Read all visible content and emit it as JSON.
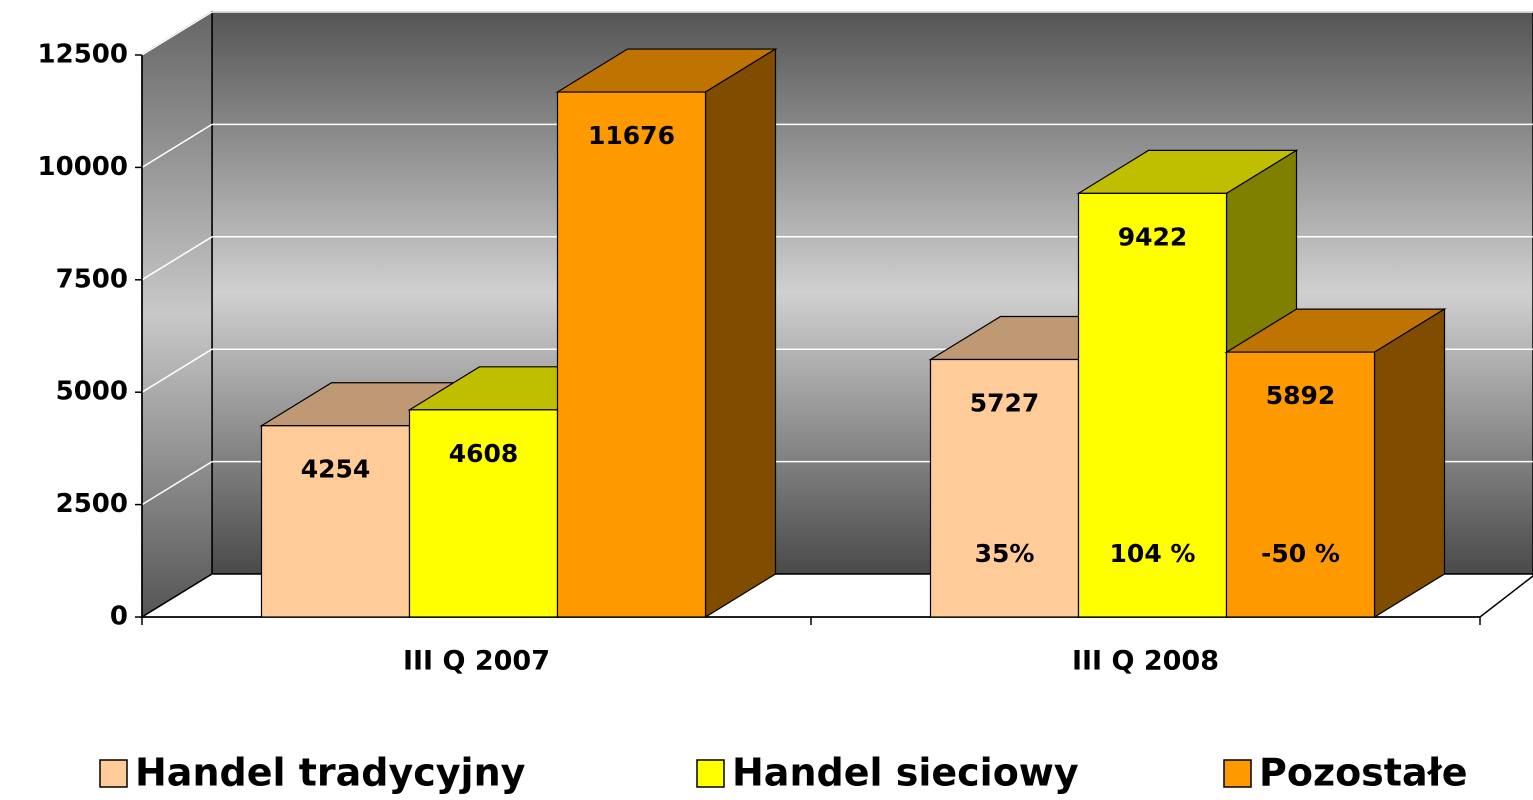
{
  "chart_data": {
    "type": "bar3d",
    "categories": [
      "III Q 2007",
      "III Q 2008"
    ],
    "series": [
      {
        "name": "Handel tradycyjny",
        "color": "#FFCC99",
        "values": [
          4254,
          5727
        ],
        "change_label": "35%"
      },
      {
        "name": "Handel sieciowy",
        "color": "#FFFF00",
        "values": [
          4608,
          9422
        ],
        "change_label": "104 %"
      },
      {
        "name": "Pozostałe",
        "color": "#FF9900",
        "values": [
          11676,
          5892
        ],
        "change_label": "-50 %"
      }
    ],
    "ylim": [
      0,
      12500
    ],
    "yticks": [
      0,
      2500,
      5000,
      7500,
      10000,
      12500
    ],
    "grid": true,
    "legend": "bottom"
  }
}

▶ **What needs to be done**:
Copy the material above exactly and drop the pictures.

▶ **Reply**:
Read all visible content and emit it as JSON.
{
  "chart_data": {
    "type": "bar3d",
    "categories": [
      "III Q 2007",
      "III Q 2008"
    ],
    "series": [
      {
        "name": "Handel tradycyjny",
        "color": "#FFCC99",
        "values": [
          4254,
          5727
        ],
        "change_label": "35%"
      },
      {
        "name": "Handel sieciowy",
        "color": "#FFFF00",
        "values": [
          4608,
          9422
        ],
        "change_label": "104 %"
      },
      {
        "name": "Pozostałe",
        "color": "#FF9900",
        "values": [
          11676,
          5892
        ],
        "change_label": "-50 %"
      }
    ],
    "ylim": [
      0,
      12500
    ],
    "yticks": [
      0,
      2500,
      5000,
      7500,
      10000,
      12500
    ],
    "grid": true,
    "legend": "bottom"
  }
}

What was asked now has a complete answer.